• **Directions**
For each line below that includes the word "number", make a copy.

• **Input data**
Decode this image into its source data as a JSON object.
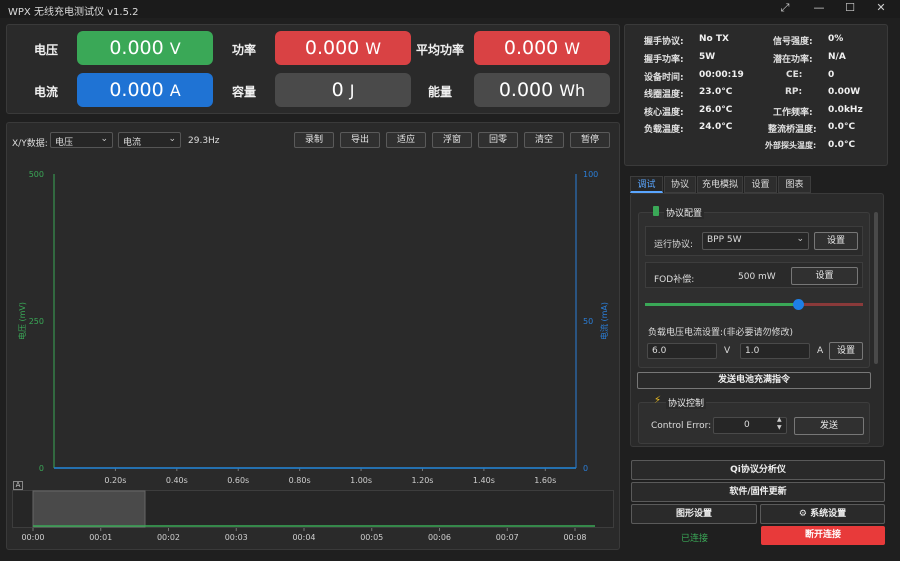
{
  "window": {
    "title": "WPX 无线充电测试仪 v1.5.2"
  },
  "metrics": [
    {
      "label": "电压",
      "value": "0.000",
      "unit": "V",
      "color": "#3aa857"
    },
    {
      "label": "功率",
      "value": "0.000",
      "unit": "W",
      "color": "#d94244"
    },
    {
      "label": "平均功率",
      "value": "0.000",
      "unit": "W",
      "color": "#d94244"
    },
    {
      "label": "电流",
      "value": "0.000",
      "unit": "A",
      "color": "#1f73d4"
    },
    {
      "label": "容量",
      "value": "0",
      "unit": "J",
      "color": "#4a4a4a"
    },
    {
      "label": "能量",
      "value": "0.000",
      "unit": "Wh",
      "color": "#4a4a4a"
    }
  ],
  "toolbar": {
    "xy_label": "X/Y数据:",
    "x_select": "电压",
    "y_select": "电流",
    "rate": "29.3Hz",
    "buttons": [
      "录制",
      "导出",
      "适应",
      "浮窗",
      "回零",
      "清空",
      "暂停"
    ]
  },
  "chart": {
    "y_left_label": "电压 (mV)",
    "y_right_label": "电流 (mA)",
    "y_left_ticks": [
      "500",
      "250",
      "0"
    ],
    "y_right_ticks": [
      "100",
      "50",
      "0"
    ],
    "x_ticks": [
      "0.20s",
      "0.40s",
      "0.60s",
      "0.80s",
      "1.00s",
      "1.20s",
      "1.40s",
      "1.60s"
    ],
    "overview_ticks": [
      "00:00",
      "00:01",
      "00:02",
      "00:03",
      "00:04",
      "00:05",
      "00:06",
      "00:07",
      "00:08"
    ],
    "collapse_label": "A"
  },
  "chart_data": {
    "type": "line",
    "xlabel": "",
    "ylabel": "电压 (mV)",
    "y2label": "电流 (mA)",
    "xlim": [
      0,
      1.7
    ],
    "ylim": [
      0,
      500
    ],
    "y2lim": [
      0,
      100
    ],
    "grid": false,
    "series": [
      {
        "x": [
          0,
          1.7
        ],
        "values": [
          0,
          0
        ],
        "color": "#3aa857"
      },
      {
        "x": [
          0,
          1.7
        ],
        "values": [
          0,
          0
        ],
        "color": "#1f73d4"
      }
    ]
  },
  "info_left": [
    {
      "label": "握手协议:",
      "value": "No TX"
    },
    {
      "label": "握手功率:",
      "value": "5W"
    },
    {
      "label": "设备时间:",
      "value": "00:00:19"
    },
    {
      "label": "线圈温度:",
      "value": "23.0°C"
    },
    {
      "label": "核心温度:",
      "value": "26.0°C"
    },
    {
      "label": "负载温度:",
      "value": "24.0°C"
    }
  ],
  "info_right": [
    {
      "label": "信号强度:",
      "value": "0%"
    },
    {
      "label": "潜在功率:",
      "value": "N/A"
    },
    {
      "label": "CE:",
      "value": "0"
    },
    {
      "label": "RP:",
      "value": "0.00W"
    },
    {
      "label": "工作频率:",
      "value": "0.0kHz"
    },
    {
      "label": "整流桥温度:",
      "value": "0.0°C"
    },
    {
      "label": "外部探头温度:",
      "value": "0.0°C"
    }
  ],
  "tabs": [
    "调试",
    "协议",
    "充电模拟",
    "设置",
    "图表"
  ],
  "protocol_config": {
    "title": "协议配置",
    "run_label": "运行协议:",
    "run_value": "BPP 5W",
    "set_label": "设置",
    "fod_label": "FOD补偿:",
    "fod_value": "500 mW",
    "slider_level": 0.7,
    "load_label": "负载电压电流设置:(非必要请勿修改)",
    "voltage_value": "6.0",
    "voltage_unit": "V",
    "current_value": "1.0",
    "current_unit": "A"
  },
  "full_charge_button": "发送电池充满指令",
  "protocol_control": {
    "title": "协议控制",
    "ce_label": "Control Error:",
    "ce_value": "0",
    "send_label": "发送"
  },
  "bottom_buttons": {
    "qi_analyzer": "Qi协议分析仪",
    "firmware": "软件/固件更新",
    "graphics": "图形设置",
    "system": "系统设置",
    "connected": "已连接",
    "disconnect": "断开连接"
  }
}
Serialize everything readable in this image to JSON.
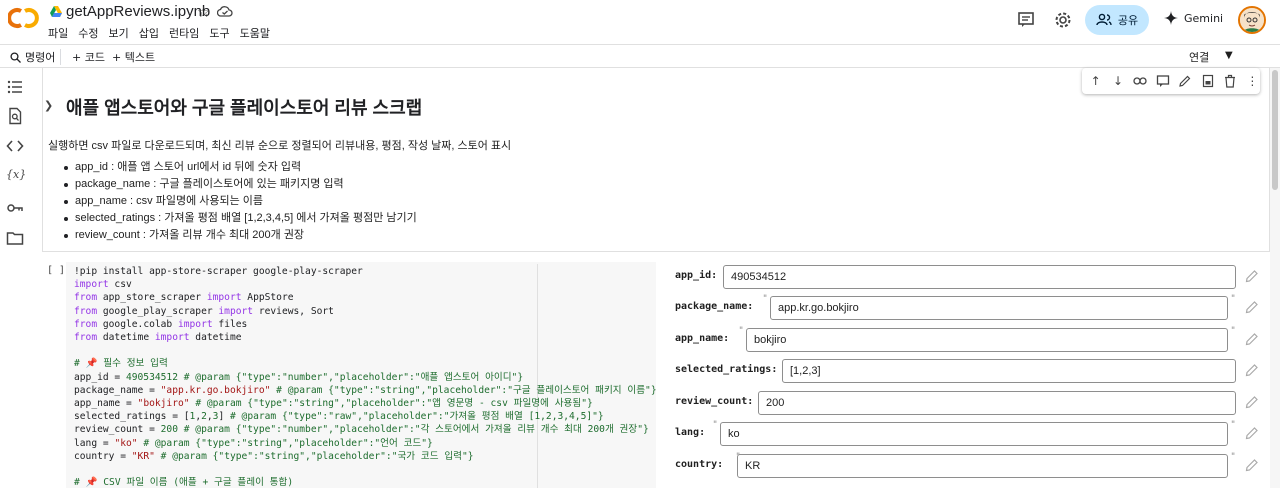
{
  "header": {
    "notebook_title": "getAppReviews.ipynb",
    "menu": [
      "파일",
      "수정",
      "보기",
      "삽입",
      "런타임",
      "도구",
      "도움말"
    ],
    "share_label": "공유",
    "gemini_label": "Gemini"
  },
  "toolbar": {
    "commands_label": "명령어",
    "add_code_label": "+ 코드",
    "add_text_label": "+ 텍스트",
    "connect_label": "연결"
  },
  "text_cell": {
    "heading": "애플 앱스토어와 구글 플레이스토어 리뷰 스크랩",
    "intro": "실행하면 csv 파일로 다운로드되며, 최신 리뷰 순으로 정렬되어 리뷰내용, 평점, 작성 날짜, 스토어 표시",
    "bullets": [
      "app_id : 애플 앱 스토어 url에서 id 뒤에 숫자 입력",
      "package_name : 구글 플레이스토어에 있는 패키지명 입력",
      "app_name : csv 파일명에 사용되는 이름",
      "selected_ratings : 가져올 평점 배열 [1,2,3,4,5] 에서 가져올 평점만 남기기",
      "review_count : 가져올 리뷰 개수 최대 200개 권장"
    ]
  },
  "code_cell": {
    "run_marker": "[ ]",
    "lines": [
      "!pip install app-store-scraper google-play-scraper",
      "import csv",
      "from app_store_scraper import AppStore",
      "from google_play_scraper import reviews, Sort",
      "from google.colab import files",
      "from datetime import datetime",
      "",
      "# 📌 필수 정보 입력",
      "app_id = 490534512 # @param {\"type\":\"number\",\"placeholder\":\"애플 앱스토어 아이디\"}",
      "package_name = \"app.kr.go.bokjiro\" # @param {\"type\":\"string\",\"placeholder\":\"구글 플레이스토어 패키지 이름\"}",
      "app_name = \"bokjiro\" # @param {\"type\":\"string\",\"placeholder\":\"앱 영문명 - csv 파일명에 사용됨\"}",
      "selected_ratings = [1,2,3] # @param {\"type\":\"raw\",\"placeholder\":\"가져올 평점 배열 [1,2,3,4,5]\"}",
      "review_count = 200 # @param {\"type\":\"number\",\"placeholder\":\"각 스토어에서 가져올 리뷰 개수 최대 200개 권장\"}",
      "lang = \"ko\" # @param {\"type\":\"string\",\"placeholder\":\"언어 코드\"}",
      "country = \"KR\" # @param {\"type\":\"string\",\"placeholder\":\"국가 코드 입력\"}",
      "",
      "# 📌 CSV 파일 이름 (애플 + 구글 플레이 통합)"
    ]
  },
  "form": {
    "app_id": {
      "label": "app_id:",
      "value": "490534512"
    },
    "package_name": {
      "label": "package_name:",
      "value": "app.kr.go.bokjiro"
    },
    "app_name": {
      "label": "app_name:",
      "value": "bokjiro"
    },
    "selected_ratings": {
      "label": "selected_ratings:",
      "value": "[1,2,3]"
    },
    "review_count": {
      "label": "review_count:",
      "value": "200"
    },
    "lang": {
      "label": "lang:",
      "value": "ko"
    },
    "country": {
      "label": "country:",
      "value": "KR"
    }
  },
  "colors": {
    "share_bg": "#c2e7ff",
    "keyword": "#9334e6",
    "comment": "#1e6d2e",
    "string": "#a31515",
    "colab_orange": "#f9ab00"
  }
}
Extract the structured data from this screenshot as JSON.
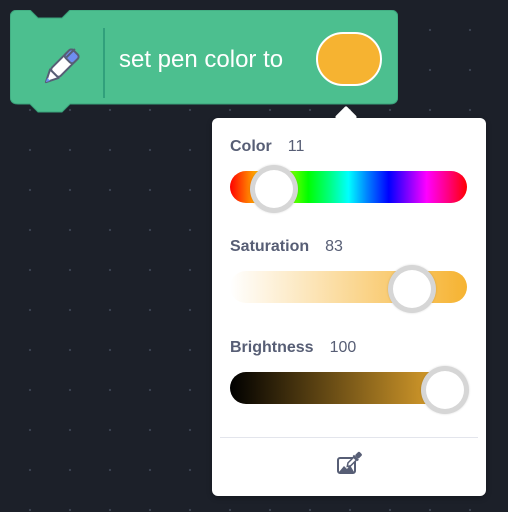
{
  "block": {
    "label": "set pen color to",
    "block_color": "#4cbf8f",
    "swatch_color": "#f6b331",
    "pen_icon": "pen-icon"
  },
  "color_picker": {
    "sliders": [
      {
        "id": "color",
        "label": "Color",
        "value": "11"
      },
      {
        "id": "saturation",
        "label": "Saturation",
        "value": "83"
      },
      {
        "id": "brightness",
        "label": "Brightness",
        "value": "100"
      }
    ],
    "eyedropper_icon": "eyedropper-icon"
  }
}
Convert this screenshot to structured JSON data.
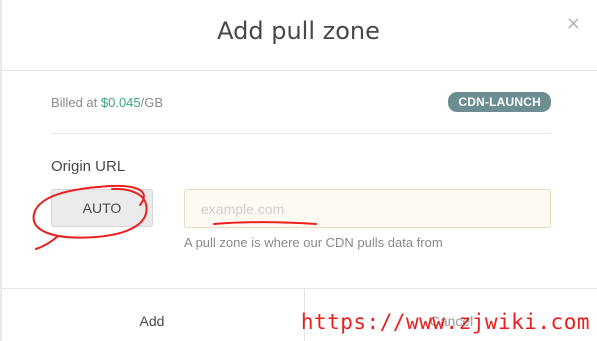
{
  "dialog": {
    "title": "Add pull zone",
    "close_glyph": "×"
  },
  "billing": {
    "prefix": "Billed at ",
    "price": "$0.045",
    "suffix": "/GB"
  },
  "badge": "CDN-LAUNCH",
  "origin": {
    "label": "Origin URL",
    "protocol": "AUTO",
    "placeholder": "example.com",
    "value": "",
    "help": "A pull zone is where our CDN pulls data from"
  },
  "footer": {
    "add_label": "Add",
    "cancel_label": "Cancel"
  },
  "watermark": "https://www.zjwiki.com",
  "colors": {
    "accent_green": "#3aa57e",
    "badge_bg": "#6c8e91",
    "input_bg": "#fefaf2",
    "annotation_red": "#e8201e"
  }
}
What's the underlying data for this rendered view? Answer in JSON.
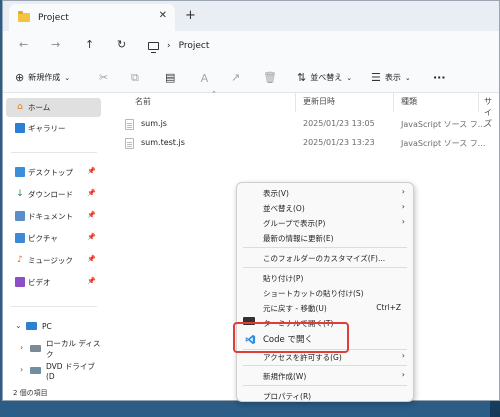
{
  "window": {
    "tab_title": "Project",
    "tab_close": "✕",
    "new_tab": "+"
  },
  "address": {
    "path": "Project"
  },
  "toolbar": {
    "new_label": "新規作成",
    "sort_label": "並べ替え",
    "view_label": "表示",
    "more_label": "···"
  },
  "sidebar": {
    "home": "ホーム",
    "gallery": "ギャラリー",
    "quick": [
      "デスクトップ",
      "ダウンロード",
      "ドキュメント",
      "ピクチャ",
      "ミュージック",
      "ビデオ"
    ],
    "pc": "PC",
    "local_disk": "ローカル ディスク",
    "dvd": "DVD ドライブ (D"
  },
  "columns": {
    "name": "名前",
    "modified": "更新日時",
    "type": "種類",
    "size": "サイズ"
  },
  "files": [
    {
      "name": "sum.js",
      "modified": "2025/01/23 13:05",
      "type": "JavaScript ソース フ..."
    },
    {
      "name": "sum.test.js",
      "modified": "2025/01/23 13:23",
      "type": "JavaScript ソース フ..."
    }
  ],
  "status": {
    "count": "2 個の項目"
  },
  "context_menu": {
    "view": "表示(V)",
    "sort": "並べ替え(O)",
    "group": "グループで表示(P)",
    "refresh": "最新の情報に更新(E)",
    "customize": "このフォルダーのカスタマイズ(F)...",
    "paste": "貼り付け(P)",
    "paste_shortcut": "ショートカットの貼り付け(S)",
    "undo": "元に戻す - 移動(U)",
    "undo_shortcut": "Ctrl+Z",
    "terminal": "ターミナルで開く(T)",
    "open_code": "Code で開く",
    "access": "アクセスを許可する(G)",
    "new": "新規作成(W)",
    "properties": "プロパティ(R)"
  },
  "colors": {
    "highlight": "#e23c36",
    "vscode": "#2c8ee0",
    "folder": "#f4c342"
  }
}
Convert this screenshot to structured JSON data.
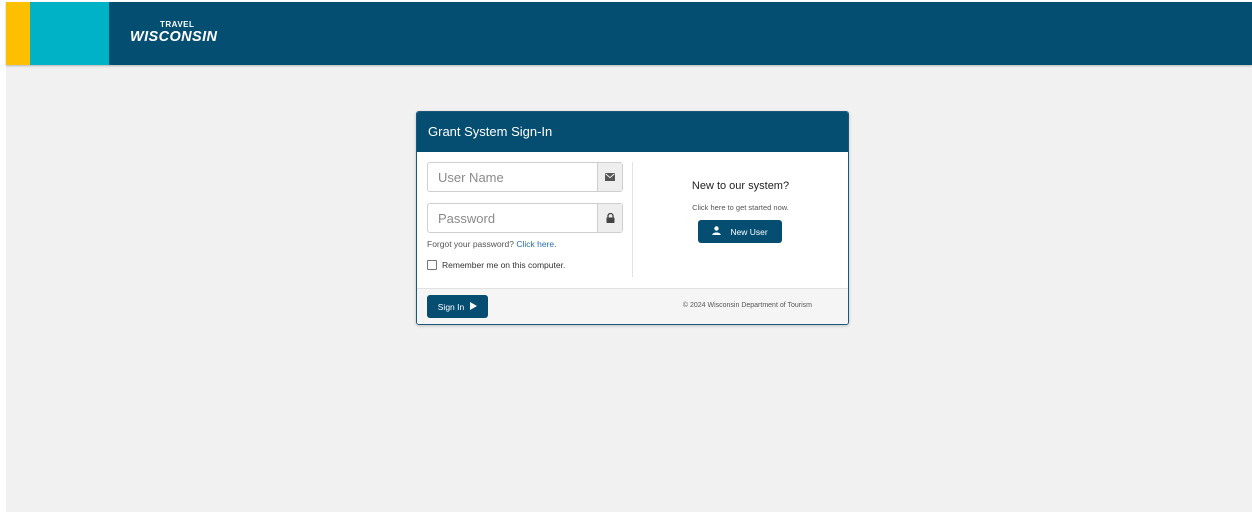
{
  "header": {
    "logo_top": "TRAVEL",
    "logo_main": "WISCONSIN",
    "colors": {
      "bar": "#044e72",
      "yellow": "#fdc000",
      "teal": "#00b2c6"
    }
  },
  "login": {
    "title": "Grant System Sign-In",
    "username_placeholder": "User Name",
    "username_icon": "envelope-icon",
    "password_placeholder": "Password",
    "password_icon": "lock-icon",
    "forgot_text": "Forgot your password?",
    "forgot_link": "Click here.",
    "remember_label": "Remember me on this computer.",
    "remember_checked": false,
    "new_title": "New to our system?",
    "new_subtitle": "Click here to get started now.",
    "new_user_button": "New User",
    "new_user_icon": "user-icon",
    "signin_button": "Sign In",
    "signin_icon": "play-arrow-icon",
    "copyright": "© 2024 Wisconsin Department of Tourism"
  }
}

• **Task response**
      "app_id = 490534512 # @param {\"type\":\"number\",\"placeholder\":\"애플 앱스토어 아이디\"}",
      "review_count = 200 # @param {\"type\":\"number\",\"placeholder\":\"각 스토어에서 가져올 리뷰 개수 최대 200개 권장\"}",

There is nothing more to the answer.